§ TO BE DONE: Answer with a single number: the count of lines that hold "Cinmethylin".
= = = =
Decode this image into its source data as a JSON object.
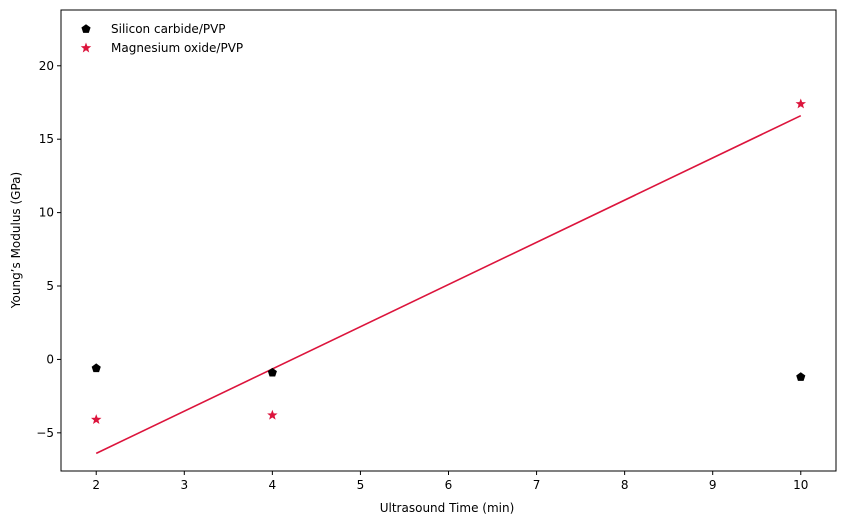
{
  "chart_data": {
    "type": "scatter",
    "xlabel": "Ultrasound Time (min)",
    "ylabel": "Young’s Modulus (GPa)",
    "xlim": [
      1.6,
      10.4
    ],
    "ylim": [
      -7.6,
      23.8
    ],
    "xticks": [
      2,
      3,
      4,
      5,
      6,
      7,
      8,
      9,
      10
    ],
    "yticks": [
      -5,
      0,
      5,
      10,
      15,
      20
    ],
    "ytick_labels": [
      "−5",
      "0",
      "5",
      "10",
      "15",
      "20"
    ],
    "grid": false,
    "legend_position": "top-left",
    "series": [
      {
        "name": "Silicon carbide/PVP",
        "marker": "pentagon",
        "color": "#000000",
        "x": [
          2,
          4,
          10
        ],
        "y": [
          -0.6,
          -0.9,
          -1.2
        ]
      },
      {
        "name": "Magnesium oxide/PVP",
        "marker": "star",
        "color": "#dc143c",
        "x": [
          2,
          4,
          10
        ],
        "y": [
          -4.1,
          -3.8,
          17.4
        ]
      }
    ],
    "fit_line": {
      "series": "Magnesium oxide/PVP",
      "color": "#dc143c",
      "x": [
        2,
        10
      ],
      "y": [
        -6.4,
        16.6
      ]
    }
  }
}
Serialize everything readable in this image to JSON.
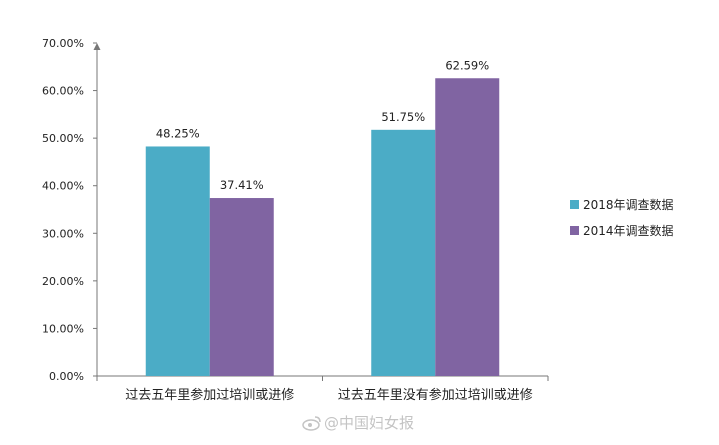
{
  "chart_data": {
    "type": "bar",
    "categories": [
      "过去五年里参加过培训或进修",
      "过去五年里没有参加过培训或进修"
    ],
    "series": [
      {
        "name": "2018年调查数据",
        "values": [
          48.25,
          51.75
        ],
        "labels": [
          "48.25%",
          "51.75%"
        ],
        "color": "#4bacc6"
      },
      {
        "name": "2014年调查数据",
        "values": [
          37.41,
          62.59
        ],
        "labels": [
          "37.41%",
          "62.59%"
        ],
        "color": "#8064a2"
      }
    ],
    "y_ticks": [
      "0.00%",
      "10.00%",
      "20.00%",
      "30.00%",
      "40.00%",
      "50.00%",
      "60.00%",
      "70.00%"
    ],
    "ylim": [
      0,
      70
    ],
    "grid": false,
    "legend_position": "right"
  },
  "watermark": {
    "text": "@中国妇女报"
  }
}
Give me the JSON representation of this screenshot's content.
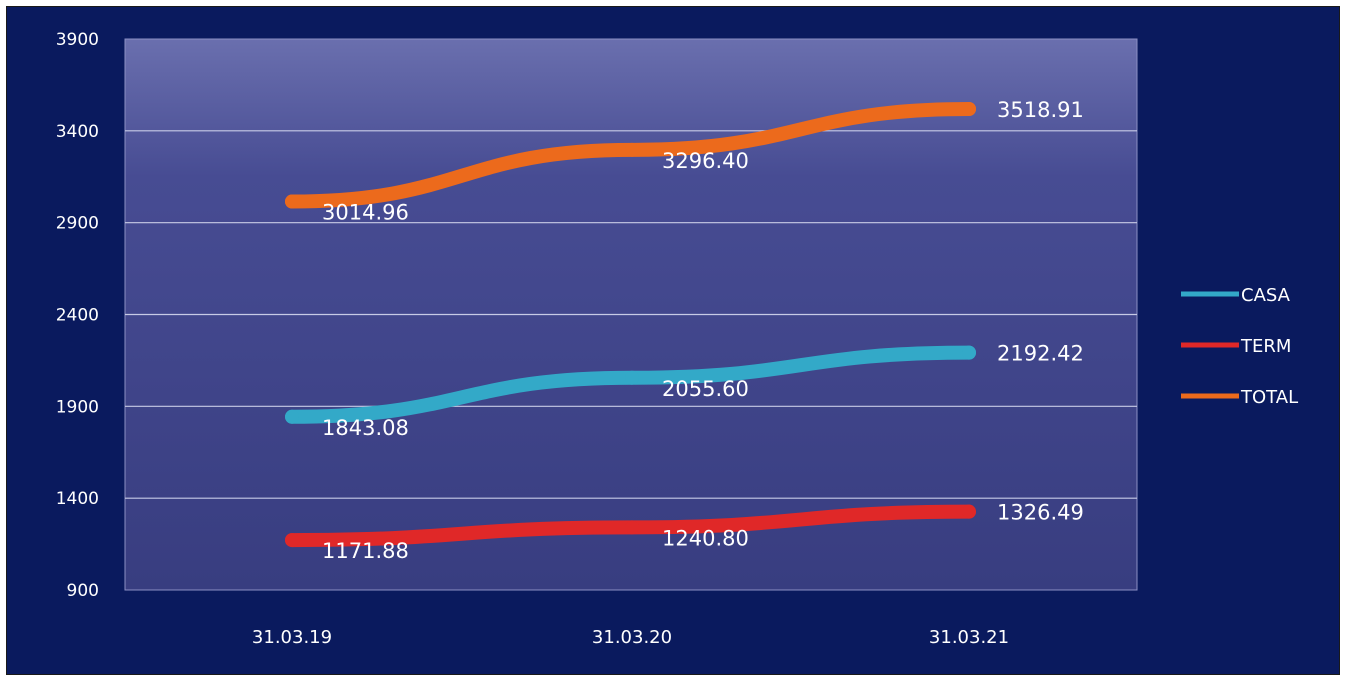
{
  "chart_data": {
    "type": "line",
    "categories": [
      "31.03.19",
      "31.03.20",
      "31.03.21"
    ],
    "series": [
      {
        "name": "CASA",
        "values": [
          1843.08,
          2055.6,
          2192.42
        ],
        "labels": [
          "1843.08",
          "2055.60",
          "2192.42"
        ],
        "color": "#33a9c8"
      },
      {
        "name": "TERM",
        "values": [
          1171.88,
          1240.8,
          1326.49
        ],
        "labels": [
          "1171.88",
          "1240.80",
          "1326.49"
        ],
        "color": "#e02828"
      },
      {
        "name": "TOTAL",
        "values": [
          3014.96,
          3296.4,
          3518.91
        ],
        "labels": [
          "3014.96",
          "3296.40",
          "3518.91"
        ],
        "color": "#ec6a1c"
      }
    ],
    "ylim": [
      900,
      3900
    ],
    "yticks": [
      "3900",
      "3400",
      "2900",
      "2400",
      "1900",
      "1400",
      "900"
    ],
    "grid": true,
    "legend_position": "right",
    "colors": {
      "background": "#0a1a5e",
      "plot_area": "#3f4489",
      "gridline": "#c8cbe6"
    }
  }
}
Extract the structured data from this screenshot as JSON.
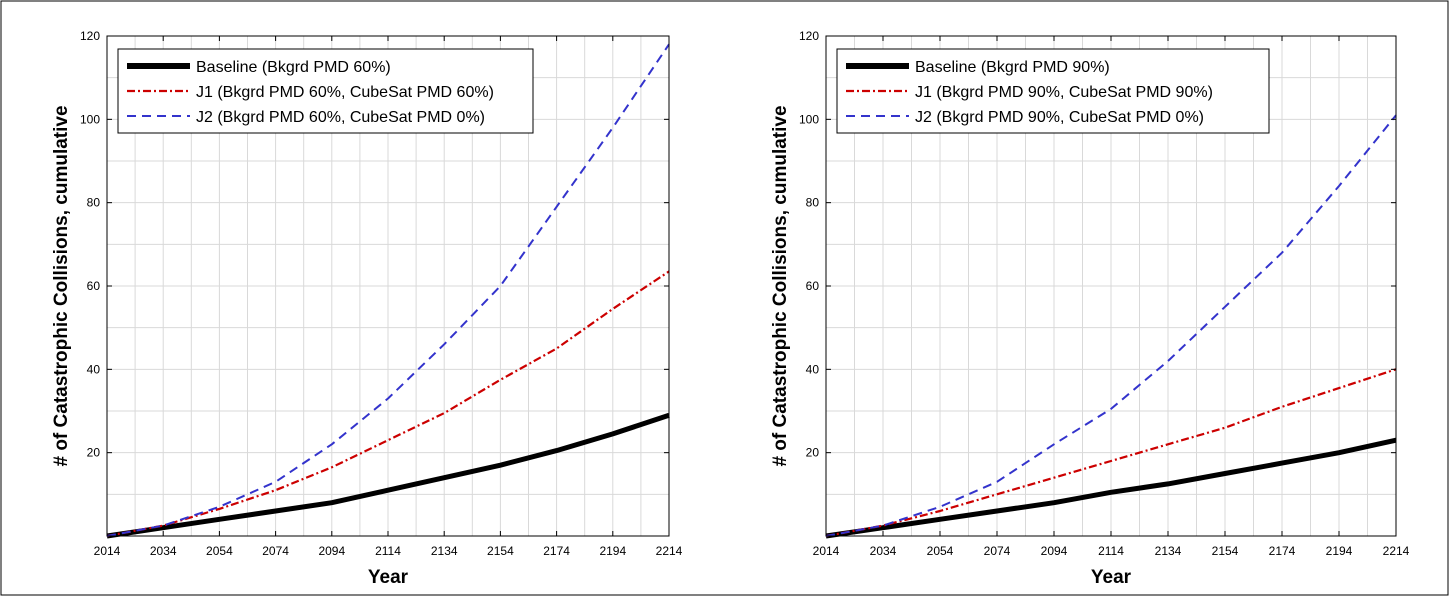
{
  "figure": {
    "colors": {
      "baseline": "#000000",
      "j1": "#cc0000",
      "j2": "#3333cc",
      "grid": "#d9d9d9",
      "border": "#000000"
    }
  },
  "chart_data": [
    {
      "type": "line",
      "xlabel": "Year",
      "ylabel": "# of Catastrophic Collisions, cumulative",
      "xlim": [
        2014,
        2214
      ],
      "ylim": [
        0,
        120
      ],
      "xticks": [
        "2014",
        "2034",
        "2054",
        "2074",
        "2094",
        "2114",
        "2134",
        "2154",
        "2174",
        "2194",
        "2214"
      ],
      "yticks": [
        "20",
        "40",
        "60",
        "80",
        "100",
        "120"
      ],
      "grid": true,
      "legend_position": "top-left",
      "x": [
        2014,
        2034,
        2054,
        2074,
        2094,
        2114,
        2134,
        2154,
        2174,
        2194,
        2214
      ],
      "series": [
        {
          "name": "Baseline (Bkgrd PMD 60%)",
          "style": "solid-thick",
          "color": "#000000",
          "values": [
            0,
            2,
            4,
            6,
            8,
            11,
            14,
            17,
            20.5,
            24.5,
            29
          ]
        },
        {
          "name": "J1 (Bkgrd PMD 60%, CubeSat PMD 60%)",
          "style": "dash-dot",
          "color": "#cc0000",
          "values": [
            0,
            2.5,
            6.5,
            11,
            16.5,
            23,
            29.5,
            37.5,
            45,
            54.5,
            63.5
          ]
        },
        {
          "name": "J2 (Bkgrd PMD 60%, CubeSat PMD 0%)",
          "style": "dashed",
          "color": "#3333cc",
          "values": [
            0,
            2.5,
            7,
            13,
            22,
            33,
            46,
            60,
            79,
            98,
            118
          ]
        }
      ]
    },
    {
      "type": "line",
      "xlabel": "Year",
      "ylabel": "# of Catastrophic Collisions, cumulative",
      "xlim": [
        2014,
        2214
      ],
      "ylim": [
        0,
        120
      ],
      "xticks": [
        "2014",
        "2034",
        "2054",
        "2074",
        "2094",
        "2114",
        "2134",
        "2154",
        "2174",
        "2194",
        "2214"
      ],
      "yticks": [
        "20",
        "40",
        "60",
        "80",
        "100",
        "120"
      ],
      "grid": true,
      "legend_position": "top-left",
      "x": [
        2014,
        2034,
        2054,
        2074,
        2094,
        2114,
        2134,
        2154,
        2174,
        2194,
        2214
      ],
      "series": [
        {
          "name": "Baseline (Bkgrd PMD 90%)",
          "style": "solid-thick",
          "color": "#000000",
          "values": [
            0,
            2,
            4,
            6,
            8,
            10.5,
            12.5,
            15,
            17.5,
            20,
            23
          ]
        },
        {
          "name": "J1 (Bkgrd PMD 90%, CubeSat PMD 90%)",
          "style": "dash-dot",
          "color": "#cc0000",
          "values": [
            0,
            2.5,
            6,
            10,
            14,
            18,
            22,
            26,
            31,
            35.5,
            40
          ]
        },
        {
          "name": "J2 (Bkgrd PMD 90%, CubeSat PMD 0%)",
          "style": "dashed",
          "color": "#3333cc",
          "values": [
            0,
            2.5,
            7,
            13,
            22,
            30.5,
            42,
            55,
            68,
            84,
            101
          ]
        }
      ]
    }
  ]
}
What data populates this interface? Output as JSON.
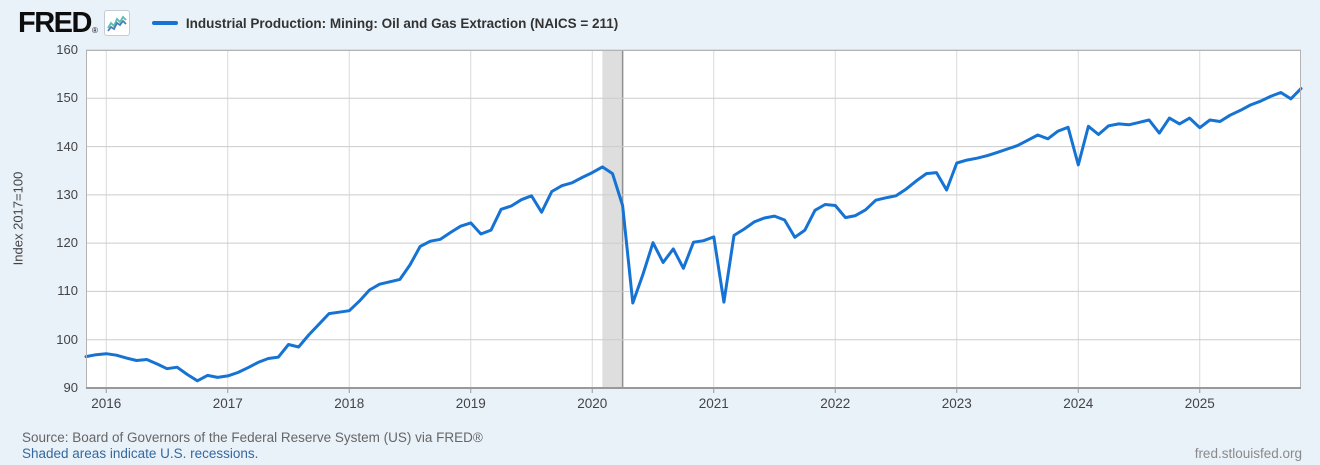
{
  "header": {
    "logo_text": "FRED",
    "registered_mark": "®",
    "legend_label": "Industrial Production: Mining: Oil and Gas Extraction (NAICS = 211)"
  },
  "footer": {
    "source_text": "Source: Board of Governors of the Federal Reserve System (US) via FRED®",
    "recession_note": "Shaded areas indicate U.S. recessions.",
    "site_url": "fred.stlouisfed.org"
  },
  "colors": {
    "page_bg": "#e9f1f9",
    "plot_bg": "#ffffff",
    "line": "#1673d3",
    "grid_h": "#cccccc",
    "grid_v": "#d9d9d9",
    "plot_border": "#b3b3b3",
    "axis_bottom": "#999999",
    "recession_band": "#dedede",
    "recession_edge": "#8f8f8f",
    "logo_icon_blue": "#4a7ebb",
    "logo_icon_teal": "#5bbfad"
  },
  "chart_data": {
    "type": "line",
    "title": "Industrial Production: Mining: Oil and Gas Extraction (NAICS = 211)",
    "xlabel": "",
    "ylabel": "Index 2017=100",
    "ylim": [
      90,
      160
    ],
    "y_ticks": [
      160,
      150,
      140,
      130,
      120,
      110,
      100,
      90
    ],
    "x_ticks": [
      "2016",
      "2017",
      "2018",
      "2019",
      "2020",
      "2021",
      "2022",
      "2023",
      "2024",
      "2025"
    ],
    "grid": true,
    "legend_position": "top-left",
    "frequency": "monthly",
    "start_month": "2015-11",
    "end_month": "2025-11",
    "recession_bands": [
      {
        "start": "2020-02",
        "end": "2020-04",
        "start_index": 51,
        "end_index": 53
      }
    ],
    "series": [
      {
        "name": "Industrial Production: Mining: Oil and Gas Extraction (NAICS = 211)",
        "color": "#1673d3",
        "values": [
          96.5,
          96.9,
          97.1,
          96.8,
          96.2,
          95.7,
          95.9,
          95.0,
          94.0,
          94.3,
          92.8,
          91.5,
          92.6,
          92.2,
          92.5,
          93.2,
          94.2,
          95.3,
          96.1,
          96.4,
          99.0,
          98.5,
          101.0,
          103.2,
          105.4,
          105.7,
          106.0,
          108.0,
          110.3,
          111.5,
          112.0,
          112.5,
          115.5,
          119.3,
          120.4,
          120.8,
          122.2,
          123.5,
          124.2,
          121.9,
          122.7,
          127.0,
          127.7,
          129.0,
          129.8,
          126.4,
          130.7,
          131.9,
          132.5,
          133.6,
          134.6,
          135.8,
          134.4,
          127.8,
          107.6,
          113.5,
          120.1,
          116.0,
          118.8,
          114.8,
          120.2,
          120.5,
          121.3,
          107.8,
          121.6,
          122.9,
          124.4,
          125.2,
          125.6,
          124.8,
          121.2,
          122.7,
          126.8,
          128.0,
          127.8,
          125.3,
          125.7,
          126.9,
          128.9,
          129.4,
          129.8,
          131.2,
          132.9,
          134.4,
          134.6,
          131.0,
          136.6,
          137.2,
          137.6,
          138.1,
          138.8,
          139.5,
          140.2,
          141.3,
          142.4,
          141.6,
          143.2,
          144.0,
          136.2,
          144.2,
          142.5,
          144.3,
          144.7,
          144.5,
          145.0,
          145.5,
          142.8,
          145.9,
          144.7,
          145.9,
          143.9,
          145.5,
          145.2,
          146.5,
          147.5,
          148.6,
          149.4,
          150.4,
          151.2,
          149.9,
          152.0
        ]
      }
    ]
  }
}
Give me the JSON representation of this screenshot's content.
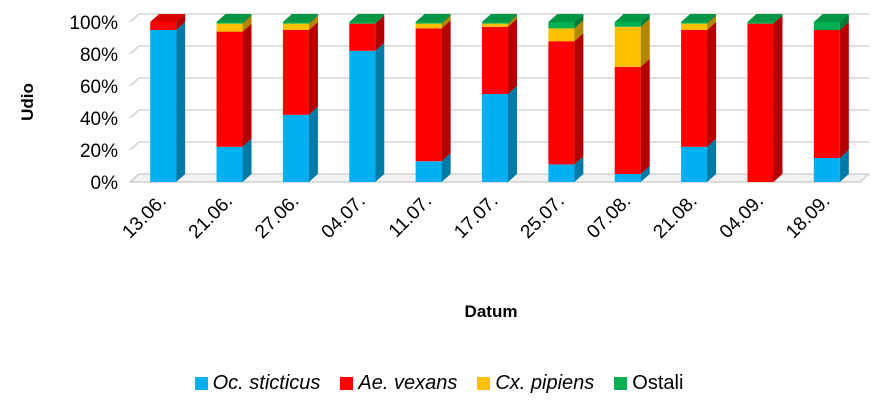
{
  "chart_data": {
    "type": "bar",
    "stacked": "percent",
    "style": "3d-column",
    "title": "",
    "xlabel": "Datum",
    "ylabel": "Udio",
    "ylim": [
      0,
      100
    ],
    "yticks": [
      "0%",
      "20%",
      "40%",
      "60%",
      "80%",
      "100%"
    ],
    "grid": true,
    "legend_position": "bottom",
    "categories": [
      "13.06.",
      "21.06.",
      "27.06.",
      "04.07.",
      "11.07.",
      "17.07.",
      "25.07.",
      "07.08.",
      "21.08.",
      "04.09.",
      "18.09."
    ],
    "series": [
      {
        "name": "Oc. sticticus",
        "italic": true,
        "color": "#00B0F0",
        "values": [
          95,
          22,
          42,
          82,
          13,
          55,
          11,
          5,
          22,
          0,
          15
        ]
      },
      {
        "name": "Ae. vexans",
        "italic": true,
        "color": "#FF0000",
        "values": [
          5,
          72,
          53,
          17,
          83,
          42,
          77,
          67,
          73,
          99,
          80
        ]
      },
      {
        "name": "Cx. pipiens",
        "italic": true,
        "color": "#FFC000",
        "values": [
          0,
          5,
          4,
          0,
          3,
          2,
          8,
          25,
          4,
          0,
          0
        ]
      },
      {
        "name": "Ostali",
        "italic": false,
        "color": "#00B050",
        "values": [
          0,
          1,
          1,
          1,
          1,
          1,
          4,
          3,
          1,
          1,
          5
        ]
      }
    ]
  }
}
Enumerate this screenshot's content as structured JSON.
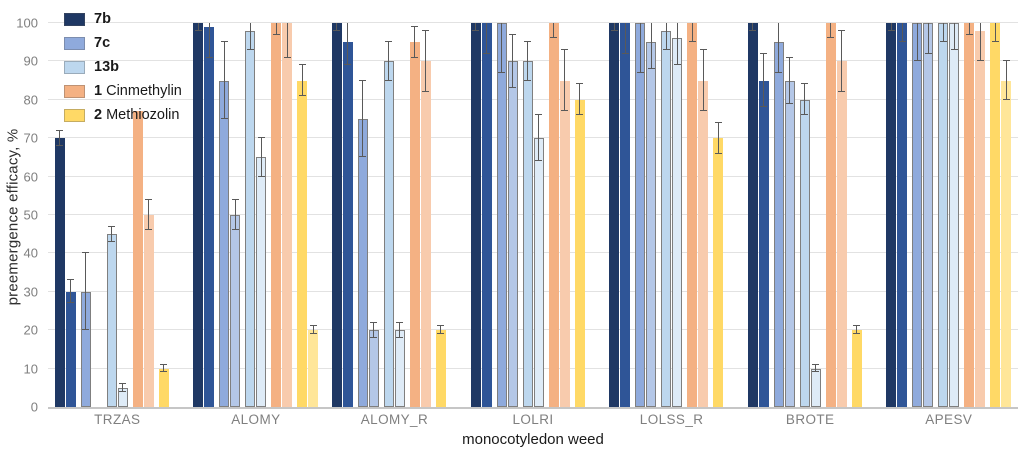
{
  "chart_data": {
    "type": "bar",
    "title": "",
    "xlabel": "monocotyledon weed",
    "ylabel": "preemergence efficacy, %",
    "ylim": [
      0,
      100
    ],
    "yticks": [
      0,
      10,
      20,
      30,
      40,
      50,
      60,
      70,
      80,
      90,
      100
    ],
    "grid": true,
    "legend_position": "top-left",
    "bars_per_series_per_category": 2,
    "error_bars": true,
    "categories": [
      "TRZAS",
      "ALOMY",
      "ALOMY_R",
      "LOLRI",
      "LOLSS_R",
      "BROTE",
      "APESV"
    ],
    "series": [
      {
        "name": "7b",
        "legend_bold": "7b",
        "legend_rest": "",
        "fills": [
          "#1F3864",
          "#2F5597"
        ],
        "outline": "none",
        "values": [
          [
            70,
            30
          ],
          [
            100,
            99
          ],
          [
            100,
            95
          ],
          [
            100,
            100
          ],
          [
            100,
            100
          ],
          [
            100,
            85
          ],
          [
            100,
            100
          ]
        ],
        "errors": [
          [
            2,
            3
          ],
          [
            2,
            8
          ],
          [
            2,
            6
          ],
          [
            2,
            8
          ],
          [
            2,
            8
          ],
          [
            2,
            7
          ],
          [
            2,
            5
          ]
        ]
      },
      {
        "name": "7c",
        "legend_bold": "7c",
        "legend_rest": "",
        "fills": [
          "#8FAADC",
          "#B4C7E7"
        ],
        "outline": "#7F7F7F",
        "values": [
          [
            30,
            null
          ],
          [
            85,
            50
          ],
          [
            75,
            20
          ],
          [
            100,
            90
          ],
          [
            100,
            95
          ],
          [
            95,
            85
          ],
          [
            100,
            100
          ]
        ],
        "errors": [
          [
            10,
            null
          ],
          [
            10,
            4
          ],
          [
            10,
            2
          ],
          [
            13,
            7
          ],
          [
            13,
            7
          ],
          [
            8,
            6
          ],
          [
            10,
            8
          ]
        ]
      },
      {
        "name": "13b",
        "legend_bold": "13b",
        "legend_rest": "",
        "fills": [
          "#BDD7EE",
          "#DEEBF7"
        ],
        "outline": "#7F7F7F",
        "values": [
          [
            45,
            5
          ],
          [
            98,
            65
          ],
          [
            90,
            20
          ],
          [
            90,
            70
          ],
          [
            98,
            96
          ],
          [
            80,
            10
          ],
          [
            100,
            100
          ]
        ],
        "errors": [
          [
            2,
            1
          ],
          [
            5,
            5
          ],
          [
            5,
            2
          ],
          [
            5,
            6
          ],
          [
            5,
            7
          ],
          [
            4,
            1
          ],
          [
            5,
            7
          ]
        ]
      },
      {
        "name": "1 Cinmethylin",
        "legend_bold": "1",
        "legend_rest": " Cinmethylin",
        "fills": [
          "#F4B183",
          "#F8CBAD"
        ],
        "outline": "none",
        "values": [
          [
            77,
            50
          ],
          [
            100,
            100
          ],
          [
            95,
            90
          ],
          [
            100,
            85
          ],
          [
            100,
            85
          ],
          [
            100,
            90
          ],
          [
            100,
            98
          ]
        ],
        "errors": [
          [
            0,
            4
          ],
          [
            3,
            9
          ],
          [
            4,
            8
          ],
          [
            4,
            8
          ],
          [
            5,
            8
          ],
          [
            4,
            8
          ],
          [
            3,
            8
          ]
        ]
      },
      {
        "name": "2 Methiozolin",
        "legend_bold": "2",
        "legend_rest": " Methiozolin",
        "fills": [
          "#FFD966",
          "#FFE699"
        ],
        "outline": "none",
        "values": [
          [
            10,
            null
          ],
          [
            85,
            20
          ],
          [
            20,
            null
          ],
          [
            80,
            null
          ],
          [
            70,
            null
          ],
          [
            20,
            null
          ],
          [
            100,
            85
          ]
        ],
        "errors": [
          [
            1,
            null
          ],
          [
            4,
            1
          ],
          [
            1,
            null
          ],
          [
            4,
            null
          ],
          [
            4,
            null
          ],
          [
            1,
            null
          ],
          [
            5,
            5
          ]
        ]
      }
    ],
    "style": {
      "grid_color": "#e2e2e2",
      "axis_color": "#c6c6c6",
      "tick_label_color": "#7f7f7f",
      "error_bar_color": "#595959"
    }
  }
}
= = = =
§ ANSWER: 2